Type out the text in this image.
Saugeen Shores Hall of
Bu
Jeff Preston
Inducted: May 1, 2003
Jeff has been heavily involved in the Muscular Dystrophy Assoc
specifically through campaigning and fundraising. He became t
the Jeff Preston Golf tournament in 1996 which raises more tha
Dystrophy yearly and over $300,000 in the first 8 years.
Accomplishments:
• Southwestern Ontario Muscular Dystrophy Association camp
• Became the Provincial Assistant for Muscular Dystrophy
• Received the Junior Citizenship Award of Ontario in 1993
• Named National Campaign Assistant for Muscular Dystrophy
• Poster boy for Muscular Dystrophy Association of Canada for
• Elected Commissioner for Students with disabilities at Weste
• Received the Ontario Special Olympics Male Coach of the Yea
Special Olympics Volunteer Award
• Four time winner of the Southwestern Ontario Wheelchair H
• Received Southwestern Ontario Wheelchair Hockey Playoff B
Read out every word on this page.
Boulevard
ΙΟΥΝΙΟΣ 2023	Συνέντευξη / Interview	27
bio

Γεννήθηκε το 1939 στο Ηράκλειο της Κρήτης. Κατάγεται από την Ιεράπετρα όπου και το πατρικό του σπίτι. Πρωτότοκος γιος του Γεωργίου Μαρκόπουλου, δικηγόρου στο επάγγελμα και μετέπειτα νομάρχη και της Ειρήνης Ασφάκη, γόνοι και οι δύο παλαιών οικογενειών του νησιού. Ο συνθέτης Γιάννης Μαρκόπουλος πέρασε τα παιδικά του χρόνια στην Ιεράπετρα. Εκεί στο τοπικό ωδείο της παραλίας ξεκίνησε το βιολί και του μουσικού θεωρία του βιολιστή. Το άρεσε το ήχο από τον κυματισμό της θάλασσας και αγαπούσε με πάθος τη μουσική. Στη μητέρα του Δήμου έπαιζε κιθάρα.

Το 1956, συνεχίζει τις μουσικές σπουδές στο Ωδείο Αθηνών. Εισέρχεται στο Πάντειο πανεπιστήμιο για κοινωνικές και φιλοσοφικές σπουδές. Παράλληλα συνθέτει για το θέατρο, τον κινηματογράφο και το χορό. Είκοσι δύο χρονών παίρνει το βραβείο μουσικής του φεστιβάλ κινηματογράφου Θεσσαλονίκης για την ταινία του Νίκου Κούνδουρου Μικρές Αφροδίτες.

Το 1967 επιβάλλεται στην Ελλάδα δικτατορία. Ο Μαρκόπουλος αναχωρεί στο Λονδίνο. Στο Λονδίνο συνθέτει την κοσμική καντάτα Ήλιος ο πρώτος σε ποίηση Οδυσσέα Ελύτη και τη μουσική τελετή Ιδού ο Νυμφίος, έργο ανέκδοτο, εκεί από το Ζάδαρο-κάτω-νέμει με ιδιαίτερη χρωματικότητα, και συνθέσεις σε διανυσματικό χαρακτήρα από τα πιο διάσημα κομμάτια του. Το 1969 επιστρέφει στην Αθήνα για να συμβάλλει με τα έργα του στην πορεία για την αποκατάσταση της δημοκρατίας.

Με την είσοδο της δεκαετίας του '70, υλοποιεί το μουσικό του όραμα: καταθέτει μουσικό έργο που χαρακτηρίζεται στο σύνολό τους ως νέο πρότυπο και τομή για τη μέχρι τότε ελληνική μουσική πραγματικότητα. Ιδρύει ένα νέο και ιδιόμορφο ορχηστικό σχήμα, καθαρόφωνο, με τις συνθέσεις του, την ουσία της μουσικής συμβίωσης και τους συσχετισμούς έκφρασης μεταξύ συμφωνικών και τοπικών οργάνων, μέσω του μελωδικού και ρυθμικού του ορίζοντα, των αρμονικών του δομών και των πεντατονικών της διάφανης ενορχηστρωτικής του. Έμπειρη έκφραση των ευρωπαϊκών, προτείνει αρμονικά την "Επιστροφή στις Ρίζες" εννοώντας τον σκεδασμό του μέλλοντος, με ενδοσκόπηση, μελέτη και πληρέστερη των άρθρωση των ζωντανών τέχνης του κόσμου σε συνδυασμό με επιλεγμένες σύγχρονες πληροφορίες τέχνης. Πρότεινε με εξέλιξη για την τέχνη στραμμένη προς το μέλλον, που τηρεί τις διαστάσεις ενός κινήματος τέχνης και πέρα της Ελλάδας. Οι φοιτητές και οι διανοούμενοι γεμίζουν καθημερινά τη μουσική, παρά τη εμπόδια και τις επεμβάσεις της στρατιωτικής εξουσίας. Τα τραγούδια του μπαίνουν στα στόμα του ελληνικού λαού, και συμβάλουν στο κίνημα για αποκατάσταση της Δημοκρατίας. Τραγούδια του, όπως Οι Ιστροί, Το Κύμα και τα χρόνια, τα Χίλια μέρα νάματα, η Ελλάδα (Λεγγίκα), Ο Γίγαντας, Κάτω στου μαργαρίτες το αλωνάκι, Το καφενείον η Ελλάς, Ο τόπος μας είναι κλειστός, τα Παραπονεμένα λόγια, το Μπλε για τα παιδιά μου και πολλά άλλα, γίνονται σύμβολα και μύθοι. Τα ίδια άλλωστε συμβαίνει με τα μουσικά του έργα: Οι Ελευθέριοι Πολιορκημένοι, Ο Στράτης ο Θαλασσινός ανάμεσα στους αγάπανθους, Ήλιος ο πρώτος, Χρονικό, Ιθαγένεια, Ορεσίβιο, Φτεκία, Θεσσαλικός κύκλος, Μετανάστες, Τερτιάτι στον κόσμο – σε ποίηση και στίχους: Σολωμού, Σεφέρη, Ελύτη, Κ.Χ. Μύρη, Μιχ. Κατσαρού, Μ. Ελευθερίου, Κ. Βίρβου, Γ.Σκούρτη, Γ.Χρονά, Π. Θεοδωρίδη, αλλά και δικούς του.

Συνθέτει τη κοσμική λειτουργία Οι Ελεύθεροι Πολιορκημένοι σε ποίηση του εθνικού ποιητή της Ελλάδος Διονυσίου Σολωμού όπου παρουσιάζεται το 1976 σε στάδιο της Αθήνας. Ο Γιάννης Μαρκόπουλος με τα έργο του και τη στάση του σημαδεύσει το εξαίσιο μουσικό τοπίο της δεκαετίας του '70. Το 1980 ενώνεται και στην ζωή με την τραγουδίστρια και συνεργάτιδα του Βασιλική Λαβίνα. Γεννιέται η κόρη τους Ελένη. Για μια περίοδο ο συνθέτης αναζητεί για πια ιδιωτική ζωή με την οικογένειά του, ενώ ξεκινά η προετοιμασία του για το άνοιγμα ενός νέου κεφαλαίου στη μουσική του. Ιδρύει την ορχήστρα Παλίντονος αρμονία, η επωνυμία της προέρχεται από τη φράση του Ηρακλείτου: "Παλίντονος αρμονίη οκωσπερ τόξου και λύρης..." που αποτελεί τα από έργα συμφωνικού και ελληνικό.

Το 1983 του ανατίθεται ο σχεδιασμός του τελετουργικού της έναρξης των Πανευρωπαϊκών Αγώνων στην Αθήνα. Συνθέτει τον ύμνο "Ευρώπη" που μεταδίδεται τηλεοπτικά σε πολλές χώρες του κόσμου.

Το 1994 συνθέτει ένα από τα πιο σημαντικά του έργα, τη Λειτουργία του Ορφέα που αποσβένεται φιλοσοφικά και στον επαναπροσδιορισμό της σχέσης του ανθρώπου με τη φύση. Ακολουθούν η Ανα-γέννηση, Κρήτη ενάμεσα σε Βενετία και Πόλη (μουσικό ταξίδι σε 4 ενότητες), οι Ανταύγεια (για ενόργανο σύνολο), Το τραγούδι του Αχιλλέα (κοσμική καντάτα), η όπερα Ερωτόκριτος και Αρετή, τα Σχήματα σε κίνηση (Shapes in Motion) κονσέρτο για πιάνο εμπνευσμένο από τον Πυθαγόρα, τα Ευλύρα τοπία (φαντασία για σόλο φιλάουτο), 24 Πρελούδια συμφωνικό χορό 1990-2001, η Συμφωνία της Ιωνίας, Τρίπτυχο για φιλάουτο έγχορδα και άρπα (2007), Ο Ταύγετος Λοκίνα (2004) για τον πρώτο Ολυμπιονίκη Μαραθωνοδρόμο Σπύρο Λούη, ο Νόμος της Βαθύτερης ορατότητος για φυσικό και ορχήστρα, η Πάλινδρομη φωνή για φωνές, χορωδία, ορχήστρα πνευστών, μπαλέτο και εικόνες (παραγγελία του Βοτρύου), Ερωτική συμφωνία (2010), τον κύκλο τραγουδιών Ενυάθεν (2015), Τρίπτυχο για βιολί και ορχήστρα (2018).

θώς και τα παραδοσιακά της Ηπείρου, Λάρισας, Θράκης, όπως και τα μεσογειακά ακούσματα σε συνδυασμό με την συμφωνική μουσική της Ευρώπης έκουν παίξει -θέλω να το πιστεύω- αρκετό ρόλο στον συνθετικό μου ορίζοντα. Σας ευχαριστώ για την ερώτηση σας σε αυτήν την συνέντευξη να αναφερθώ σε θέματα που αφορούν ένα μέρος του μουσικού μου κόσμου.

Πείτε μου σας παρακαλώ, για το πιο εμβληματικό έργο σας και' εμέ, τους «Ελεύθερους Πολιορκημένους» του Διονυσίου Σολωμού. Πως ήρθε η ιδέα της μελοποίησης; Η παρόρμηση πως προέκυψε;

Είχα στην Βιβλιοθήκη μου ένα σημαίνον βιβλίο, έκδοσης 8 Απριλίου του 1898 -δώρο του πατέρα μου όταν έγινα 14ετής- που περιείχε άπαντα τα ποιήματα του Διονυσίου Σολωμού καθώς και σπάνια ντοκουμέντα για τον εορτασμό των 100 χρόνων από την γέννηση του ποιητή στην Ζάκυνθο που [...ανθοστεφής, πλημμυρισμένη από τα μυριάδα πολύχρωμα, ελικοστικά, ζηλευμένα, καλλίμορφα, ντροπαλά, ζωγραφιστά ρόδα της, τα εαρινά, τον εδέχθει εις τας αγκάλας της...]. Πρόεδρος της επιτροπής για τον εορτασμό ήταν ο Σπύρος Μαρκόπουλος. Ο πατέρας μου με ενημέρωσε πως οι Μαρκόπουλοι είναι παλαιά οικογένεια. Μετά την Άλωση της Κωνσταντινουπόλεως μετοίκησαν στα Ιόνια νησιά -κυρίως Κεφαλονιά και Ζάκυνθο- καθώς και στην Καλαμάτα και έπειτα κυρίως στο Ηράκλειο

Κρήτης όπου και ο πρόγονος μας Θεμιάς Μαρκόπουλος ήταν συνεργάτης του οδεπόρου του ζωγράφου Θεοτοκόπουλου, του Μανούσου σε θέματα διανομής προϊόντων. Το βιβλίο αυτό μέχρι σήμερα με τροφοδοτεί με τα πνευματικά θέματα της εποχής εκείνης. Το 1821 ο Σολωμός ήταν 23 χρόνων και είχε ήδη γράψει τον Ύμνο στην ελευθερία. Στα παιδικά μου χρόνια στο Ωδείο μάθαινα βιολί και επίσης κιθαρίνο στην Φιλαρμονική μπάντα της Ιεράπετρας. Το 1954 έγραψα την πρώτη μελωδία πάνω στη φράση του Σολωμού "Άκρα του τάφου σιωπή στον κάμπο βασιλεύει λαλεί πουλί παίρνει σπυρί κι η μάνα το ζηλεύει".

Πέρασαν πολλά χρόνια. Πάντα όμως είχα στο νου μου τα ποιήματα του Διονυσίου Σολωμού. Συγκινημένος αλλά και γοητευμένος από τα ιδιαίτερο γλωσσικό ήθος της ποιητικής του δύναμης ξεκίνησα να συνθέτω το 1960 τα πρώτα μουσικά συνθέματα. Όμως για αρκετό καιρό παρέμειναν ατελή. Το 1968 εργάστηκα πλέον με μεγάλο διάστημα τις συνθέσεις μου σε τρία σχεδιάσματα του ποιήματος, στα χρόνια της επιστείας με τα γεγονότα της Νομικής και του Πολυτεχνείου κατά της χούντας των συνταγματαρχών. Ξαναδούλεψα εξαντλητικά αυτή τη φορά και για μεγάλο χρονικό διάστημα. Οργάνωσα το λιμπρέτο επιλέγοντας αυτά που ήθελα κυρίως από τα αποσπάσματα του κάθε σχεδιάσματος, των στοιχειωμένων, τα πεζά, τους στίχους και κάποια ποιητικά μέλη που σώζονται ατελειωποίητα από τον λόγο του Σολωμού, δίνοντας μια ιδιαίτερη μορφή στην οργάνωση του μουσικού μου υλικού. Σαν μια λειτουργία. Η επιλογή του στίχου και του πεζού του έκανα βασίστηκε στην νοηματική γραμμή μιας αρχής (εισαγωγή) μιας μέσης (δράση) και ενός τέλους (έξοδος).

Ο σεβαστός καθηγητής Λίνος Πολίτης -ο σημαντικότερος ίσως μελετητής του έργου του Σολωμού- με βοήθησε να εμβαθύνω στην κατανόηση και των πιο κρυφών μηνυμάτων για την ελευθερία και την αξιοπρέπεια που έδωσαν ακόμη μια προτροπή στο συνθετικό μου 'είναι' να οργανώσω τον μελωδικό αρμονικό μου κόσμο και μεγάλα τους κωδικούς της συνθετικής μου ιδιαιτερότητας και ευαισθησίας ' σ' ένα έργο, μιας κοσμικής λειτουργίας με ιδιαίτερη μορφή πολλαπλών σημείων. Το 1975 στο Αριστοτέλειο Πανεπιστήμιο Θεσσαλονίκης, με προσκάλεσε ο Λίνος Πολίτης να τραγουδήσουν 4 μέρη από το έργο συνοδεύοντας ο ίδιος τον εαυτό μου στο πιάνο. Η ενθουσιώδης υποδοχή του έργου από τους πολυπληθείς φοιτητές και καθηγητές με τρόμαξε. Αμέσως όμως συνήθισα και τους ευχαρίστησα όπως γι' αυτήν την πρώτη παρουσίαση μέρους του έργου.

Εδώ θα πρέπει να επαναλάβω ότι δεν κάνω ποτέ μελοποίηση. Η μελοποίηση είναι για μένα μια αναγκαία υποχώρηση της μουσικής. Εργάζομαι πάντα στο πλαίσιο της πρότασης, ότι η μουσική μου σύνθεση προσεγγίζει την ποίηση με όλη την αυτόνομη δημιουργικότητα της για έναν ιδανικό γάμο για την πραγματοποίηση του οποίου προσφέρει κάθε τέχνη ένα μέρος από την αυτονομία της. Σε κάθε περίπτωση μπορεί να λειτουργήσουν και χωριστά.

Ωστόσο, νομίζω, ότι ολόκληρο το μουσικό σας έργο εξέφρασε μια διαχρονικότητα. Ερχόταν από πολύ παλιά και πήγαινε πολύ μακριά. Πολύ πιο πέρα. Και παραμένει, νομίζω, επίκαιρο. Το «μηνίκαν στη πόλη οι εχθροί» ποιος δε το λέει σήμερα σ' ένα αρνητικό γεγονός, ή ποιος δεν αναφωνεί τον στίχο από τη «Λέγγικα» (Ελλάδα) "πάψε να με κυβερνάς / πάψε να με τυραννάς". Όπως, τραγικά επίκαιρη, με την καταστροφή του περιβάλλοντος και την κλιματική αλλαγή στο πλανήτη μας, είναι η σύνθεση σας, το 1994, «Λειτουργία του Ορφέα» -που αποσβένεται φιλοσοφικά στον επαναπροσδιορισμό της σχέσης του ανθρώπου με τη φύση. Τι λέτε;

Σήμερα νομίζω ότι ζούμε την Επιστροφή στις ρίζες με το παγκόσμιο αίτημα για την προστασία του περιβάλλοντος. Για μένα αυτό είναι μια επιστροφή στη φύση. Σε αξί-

- _Set task_: Filter the data for the string "Received" and copy every line that has it.

- _Result of this task_:
• Received the Junior Citizenship Award of Ontario in 1993
• Received the Ontario Special Olympics Male Coach of the Yea
• Received Southwestern Ontario Wheelchair Hockey Playoff B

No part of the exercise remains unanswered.